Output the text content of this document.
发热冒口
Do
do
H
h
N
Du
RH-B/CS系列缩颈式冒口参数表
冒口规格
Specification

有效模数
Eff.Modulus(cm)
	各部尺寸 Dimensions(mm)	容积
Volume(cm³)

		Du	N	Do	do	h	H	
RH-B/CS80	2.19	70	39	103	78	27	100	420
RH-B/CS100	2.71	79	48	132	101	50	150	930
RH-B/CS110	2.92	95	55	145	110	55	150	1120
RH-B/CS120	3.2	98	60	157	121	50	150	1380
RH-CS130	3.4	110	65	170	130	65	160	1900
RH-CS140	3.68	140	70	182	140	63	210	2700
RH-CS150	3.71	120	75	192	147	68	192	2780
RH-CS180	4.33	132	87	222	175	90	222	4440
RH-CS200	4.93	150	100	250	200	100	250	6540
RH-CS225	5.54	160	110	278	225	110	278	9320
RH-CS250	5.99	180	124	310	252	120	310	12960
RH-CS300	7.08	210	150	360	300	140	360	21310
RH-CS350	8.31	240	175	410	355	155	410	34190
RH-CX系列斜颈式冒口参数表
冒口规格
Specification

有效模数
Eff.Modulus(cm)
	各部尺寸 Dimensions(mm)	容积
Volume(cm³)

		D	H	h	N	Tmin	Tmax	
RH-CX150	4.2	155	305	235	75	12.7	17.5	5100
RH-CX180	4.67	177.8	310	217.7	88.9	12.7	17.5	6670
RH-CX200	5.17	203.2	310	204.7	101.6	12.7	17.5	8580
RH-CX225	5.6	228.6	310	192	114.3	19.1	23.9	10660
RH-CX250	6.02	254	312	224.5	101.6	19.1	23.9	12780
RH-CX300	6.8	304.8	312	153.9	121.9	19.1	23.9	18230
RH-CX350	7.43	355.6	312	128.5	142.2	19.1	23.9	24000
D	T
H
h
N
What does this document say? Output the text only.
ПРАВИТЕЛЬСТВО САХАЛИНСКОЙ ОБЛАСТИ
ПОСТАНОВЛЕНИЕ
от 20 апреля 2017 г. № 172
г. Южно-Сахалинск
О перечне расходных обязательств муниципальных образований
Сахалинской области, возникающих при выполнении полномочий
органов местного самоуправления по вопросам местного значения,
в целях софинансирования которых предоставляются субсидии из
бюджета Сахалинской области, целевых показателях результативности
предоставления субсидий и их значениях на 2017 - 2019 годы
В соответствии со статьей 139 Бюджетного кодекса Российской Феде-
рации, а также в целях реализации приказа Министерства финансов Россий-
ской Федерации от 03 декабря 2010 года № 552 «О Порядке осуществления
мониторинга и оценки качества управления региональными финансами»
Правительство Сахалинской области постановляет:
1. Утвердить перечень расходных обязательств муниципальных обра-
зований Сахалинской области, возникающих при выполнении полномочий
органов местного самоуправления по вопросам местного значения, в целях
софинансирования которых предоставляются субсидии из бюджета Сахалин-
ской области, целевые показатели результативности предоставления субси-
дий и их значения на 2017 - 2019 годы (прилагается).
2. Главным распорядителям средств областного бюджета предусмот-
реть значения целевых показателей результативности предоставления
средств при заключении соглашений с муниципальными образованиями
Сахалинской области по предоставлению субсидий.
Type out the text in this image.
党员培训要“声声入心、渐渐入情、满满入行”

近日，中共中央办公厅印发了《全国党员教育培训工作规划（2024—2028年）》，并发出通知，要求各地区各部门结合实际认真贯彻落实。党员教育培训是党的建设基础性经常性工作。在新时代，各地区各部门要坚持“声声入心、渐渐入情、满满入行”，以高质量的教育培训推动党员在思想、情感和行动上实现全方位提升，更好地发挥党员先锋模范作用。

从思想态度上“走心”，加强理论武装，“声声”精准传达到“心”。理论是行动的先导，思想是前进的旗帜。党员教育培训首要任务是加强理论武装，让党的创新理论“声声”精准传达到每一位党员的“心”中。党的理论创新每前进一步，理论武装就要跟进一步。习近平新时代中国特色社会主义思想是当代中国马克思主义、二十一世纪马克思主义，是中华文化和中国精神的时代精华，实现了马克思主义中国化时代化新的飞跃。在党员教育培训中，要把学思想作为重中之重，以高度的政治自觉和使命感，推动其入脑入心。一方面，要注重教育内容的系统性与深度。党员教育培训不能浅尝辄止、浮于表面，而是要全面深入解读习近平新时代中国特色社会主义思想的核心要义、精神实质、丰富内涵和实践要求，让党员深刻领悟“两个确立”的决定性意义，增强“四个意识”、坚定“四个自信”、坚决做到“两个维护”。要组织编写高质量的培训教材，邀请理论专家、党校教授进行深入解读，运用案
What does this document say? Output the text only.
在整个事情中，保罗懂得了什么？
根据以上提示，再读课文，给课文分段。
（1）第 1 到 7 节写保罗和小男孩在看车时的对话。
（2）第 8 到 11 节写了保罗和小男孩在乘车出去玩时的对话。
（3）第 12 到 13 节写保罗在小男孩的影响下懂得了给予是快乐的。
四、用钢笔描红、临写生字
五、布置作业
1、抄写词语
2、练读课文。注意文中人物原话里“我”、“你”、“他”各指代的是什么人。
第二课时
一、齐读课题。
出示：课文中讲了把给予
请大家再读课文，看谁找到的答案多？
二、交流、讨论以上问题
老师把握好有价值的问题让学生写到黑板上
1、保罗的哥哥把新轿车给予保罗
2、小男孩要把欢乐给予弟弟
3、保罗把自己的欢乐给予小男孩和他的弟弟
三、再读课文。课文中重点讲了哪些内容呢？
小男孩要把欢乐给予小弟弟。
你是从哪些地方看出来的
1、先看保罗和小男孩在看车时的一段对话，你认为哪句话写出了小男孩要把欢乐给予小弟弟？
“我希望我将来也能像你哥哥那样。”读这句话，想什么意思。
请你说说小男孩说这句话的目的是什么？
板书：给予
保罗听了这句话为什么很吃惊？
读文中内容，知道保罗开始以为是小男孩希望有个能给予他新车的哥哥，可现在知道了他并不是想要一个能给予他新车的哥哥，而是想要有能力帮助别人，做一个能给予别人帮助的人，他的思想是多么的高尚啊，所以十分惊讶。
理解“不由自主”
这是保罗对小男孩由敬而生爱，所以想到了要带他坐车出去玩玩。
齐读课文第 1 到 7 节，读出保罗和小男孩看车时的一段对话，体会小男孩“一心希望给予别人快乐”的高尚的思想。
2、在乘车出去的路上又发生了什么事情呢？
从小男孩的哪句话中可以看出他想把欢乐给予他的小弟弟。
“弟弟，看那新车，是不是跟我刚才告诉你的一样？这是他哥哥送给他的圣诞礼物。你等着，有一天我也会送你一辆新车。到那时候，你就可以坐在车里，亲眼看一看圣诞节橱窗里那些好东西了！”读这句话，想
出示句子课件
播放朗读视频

• EXERCISE GOAL
Return the lines of the records that include the string "满满入行".

• RESULT
党员培训要“声声入心、渐渐入情、满满入行”
近日，中共中央办公厅印发了《全国党员教育培训工作规划（2024—2028年）》，并发出通知，要求各地区各部门结合实际认真贯彻落实。党员教育培训是党的建设基础性经常性工作。在新时代，各地区各部门要坚持“声声入心、渐渐入情、满满入行”，以高质量的教育培训推动党员在思想、情感和行动上实现全方位提升，更好地发挥党员先锋模范作用。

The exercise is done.